Care review: Radical reset for children's social care is now unavoidable

Care review: Radical reset for children's social care is now unavoidable

There will be approaching 100,000 children in care and a flawed children’s social care system will cost over £15 billion per year by this time next year unless radical reform happens urgently, the independent review of children’s social care has stated.

The system is currently increasingly skewed to crisis intervention, with outcomes for children that continue to be unacceptably poor and costs that continue to rise.

“This moment is a once in a generation opportunity to reset children’s social care. What we need is a system that provides intensive help to families in crisis, acts decisively in response to abuse, unlocks the potential of wider family networks to raise children, puts lifelong loving relationships at the heart of the care system and lays the foundations for a good life for those who have been in care,” said the review.

The report recommends:

  • A ‘revolution’ in family help
  • A just and decisive child protection system
  • Unlocking the potential of family networks
  • Fixing the broken care market and giving children a voice
  • Five ambitious missions are needed so that care experienced people secure: loving relationships; quality education; a decent home; fulfilling work and good health as the foundations for a good life
  • Realising the potential of the workforce
  • A system that is relentlessly focused on children and families

The reform should be delivered at pace and with determination through a single five year reform programme. A Reform Board should be established to drive this programme, including people with lived experience of children's social care.

Family help

The review recommends introducing one category of “Family Help” to replace “targeted early help” and “child in need” work, providing families with much higher levels of meaningful support. Multi-disciplinary teams would deliver the new service made up of professionals such as family support workers, domestic abuse workers and mental health practitioners – who would work alongside social workers, provide support and cut down on referring families onto other services. The Family Help teams would be based in community settings, like schools and family hubs.

Child protection system

“Whilst the risk of harm to children cannot be eliminated, the system of child protection can and must do better for children,” said the report.

The review suggests the introduction of an Expert Social Work Practitioner role and those experts will have demonstrated their knowledge and skills through time in practice, and in the future by completing a five year Early Career Framework.

Where concerns about significant harm of a child emerge, the experts should co-work alongside the Family Help Team and have responsibility for making key decisions. This co-working will provide an expert second perspective and remove the need for break points and handovers.

The review highlights that there should be a more tailored and coherent response is needed to harms outside of the home, such as county lines, criminal or sexual exploitation or abuse between peers. The report recommends a bespoke child protection pathway – through a Child Community Safety Plan – so that the police, social care and others can provide a robust child protection response.

Family networks

The independent review highlights that already thousands of grandparents, aunts, uncles, brothers and sisters who care for their family members including kinship care. However, this group of carers are a silent and unheard majority in the children’s social care system and they need far greater recognition, and support.

Before decisions are made which place children into the care system, more must be done to bring wider family members and friends into decision making. This should start with a high quality family group decision making process that invites families to come up with a family led plan to care for the child or children. In some cases, this should lead to a “Family Network Plan”, where a local authority can fund and support family members to care for the child.

• PROVIDED MATERIAL:

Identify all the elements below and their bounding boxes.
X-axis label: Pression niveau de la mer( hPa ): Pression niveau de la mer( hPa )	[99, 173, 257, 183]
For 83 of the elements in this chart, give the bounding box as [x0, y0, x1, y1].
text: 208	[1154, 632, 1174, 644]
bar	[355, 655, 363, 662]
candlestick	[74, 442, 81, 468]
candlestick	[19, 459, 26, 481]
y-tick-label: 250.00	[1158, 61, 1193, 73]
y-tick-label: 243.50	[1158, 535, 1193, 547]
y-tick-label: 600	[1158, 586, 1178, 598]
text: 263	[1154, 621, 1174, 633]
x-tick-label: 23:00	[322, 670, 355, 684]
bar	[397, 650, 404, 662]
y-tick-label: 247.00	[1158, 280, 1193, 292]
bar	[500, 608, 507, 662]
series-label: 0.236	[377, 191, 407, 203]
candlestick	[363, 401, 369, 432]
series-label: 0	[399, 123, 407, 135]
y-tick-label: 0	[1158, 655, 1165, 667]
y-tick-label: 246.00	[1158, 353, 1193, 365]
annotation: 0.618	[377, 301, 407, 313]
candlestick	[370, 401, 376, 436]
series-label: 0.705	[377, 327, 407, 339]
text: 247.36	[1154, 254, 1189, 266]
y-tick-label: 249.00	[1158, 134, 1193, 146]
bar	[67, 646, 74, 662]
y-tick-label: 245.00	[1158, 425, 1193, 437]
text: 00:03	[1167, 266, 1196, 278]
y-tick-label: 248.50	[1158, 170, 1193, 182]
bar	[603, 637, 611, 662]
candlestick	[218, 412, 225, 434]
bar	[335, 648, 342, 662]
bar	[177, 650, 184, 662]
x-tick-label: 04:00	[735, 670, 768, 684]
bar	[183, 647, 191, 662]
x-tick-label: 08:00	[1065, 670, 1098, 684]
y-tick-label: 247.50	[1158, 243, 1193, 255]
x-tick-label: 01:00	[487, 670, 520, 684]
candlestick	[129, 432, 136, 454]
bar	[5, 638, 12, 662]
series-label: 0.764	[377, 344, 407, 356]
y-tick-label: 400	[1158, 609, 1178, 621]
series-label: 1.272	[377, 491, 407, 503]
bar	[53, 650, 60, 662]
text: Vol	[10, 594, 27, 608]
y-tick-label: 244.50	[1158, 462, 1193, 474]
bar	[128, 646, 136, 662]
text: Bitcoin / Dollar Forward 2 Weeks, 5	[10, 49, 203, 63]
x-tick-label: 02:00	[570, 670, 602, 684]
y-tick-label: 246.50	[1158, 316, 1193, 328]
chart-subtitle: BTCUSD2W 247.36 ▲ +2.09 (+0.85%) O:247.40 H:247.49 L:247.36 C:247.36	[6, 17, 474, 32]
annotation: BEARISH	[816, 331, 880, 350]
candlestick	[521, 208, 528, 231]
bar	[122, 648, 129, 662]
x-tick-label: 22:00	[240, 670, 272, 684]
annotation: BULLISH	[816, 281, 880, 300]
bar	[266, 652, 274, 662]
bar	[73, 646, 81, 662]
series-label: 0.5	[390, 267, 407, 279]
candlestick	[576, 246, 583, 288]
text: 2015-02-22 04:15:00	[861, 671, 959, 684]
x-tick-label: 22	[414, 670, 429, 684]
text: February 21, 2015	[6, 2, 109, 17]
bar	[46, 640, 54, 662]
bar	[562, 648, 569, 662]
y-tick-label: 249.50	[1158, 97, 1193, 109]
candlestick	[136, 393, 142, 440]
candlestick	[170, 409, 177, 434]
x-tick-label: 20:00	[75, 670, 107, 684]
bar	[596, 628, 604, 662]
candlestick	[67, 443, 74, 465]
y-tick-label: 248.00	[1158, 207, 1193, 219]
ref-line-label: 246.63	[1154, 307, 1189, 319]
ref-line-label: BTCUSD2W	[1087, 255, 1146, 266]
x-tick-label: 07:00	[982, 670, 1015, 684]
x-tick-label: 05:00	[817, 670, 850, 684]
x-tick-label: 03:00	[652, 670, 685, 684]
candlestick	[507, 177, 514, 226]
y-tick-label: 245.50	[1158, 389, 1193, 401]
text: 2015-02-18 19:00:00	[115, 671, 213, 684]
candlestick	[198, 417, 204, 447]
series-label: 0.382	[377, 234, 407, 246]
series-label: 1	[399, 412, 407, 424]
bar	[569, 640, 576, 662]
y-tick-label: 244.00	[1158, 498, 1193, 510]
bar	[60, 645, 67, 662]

• INSTRUCTIONS:
#1 Answer these questions about the care review text, one line each:
(a) What yearly cost does the review say the system will exceed by this time next year without urgent reform?
(b) Where would the Family Help teams be based?
(c) Through what plan does the report recommend a bespoke child protection pathway for harms outside the home?
#2 Can you repeat the care review text word for word, everything from "The review recommends" down to "said the report."?

• ANSWERS BELOW:
#1
(a) Over £15 billion per year.
(b) In community settings, like schools and family hubs.
(c) A Child Community Safety Plan.

#2
The review recommends introducing one category of “Family Help” to replace “targeted early help” and “child in need” work, providing families with much higher levels of meaningful support. Multi-disciplinary teams would deliver the new service made up of professionals such as family support workers, domestic abuse workers and mental health practitioners – who would work alongside social workers, provide support and cut down on referring families onto other services. The Family Help teams would be based in community settings, like schools and family hubs.

Child protection system

“Whilst the risk of harm to children cannot be eliminated, the system of child protection can and must do better for children,” said the report.